▶ WHAT IS BEING ASKED
Look below and pull out each line with the word "Concrete".

▶ DATA EXTRACT
[start]
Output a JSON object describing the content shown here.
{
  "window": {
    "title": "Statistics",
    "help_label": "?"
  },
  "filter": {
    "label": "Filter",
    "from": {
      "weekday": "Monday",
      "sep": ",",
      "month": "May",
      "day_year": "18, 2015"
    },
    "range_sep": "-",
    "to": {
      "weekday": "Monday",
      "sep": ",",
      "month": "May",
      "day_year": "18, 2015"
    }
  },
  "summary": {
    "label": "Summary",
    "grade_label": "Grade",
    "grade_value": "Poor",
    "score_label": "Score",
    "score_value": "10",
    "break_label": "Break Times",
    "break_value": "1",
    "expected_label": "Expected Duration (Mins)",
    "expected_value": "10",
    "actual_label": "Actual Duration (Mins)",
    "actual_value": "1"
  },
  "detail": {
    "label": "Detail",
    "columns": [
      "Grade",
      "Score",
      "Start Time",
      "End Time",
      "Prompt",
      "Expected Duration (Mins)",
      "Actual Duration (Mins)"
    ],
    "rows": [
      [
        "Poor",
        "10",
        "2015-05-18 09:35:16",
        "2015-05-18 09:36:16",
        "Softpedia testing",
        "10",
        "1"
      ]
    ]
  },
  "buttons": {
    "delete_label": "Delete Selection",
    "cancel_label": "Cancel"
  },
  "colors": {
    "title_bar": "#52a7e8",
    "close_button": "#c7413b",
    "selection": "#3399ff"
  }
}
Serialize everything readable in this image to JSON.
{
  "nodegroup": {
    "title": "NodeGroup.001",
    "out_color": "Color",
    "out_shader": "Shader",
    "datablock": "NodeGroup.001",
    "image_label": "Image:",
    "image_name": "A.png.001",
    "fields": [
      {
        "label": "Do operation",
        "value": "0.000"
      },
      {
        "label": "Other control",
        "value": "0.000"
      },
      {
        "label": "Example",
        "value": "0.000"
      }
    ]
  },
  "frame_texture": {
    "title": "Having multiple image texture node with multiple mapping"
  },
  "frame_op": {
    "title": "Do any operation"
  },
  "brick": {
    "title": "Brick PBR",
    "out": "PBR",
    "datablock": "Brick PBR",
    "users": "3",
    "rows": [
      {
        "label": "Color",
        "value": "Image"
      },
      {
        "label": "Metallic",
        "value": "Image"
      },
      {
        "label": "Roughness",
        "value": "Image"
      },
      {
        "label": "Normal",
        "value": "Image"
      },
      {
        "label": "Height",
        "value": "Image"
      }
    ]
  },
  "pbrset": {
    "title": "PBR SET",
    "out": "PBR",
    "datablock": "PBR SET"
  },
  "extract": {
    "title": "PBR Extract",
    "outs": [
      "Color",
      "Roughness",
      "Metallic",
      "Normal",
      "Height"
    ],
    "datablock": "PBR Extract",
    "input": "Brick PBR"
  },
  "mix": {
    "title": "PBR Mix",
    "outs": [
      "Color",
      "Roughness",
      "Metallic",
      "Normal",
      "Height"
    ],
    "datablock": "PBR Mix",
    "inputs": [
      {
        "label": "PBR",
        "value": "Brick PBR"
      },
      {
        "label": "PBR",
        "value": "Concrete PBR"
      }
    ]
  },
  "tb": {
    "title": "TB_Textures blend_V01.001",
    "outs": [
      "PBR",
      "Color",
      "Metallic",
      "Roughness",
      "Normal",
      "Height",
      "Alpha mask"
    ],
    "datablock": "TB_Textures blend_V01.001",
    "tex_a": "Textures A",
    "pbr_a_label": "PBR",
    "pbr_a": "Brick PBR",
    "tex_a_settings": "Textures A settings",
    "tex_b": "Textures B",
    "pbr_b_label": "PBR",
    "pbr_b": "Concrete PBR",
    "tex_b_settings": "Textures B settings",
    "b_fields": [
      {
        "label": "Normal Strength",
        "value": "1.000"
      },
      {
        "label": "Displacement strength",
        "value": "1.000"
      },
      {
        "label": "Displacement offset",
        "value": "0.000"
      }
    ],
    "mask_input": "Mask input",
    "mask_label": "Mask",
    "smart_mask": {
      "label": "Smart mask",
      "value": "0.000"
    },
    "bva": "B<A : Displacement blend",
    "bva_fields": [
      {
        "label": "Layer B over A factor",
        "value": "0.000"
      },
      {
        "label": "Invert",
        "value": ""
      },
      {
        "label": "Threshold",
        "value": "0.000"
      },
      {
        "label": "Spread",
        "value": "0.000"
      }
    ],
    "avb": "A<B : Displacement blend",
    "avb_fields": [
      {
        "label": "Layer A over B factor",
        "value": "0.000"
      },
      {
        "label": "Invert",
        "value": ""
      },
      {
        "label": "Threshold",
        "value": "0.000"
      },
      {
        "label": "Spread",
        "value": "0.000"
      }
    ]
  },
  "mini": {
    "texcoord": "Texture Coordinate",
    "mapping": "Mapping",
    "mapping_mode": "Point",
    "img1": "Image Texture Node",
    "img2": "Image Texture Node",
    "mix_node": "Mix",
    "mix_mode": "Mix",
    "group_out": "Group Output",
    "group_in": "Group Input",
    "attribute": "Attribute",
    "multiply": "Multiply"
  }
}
[end]
▶ FINISHED ANSWER
        "value": "Concrete PBR"
    "pbr_b": "Concrete PBR",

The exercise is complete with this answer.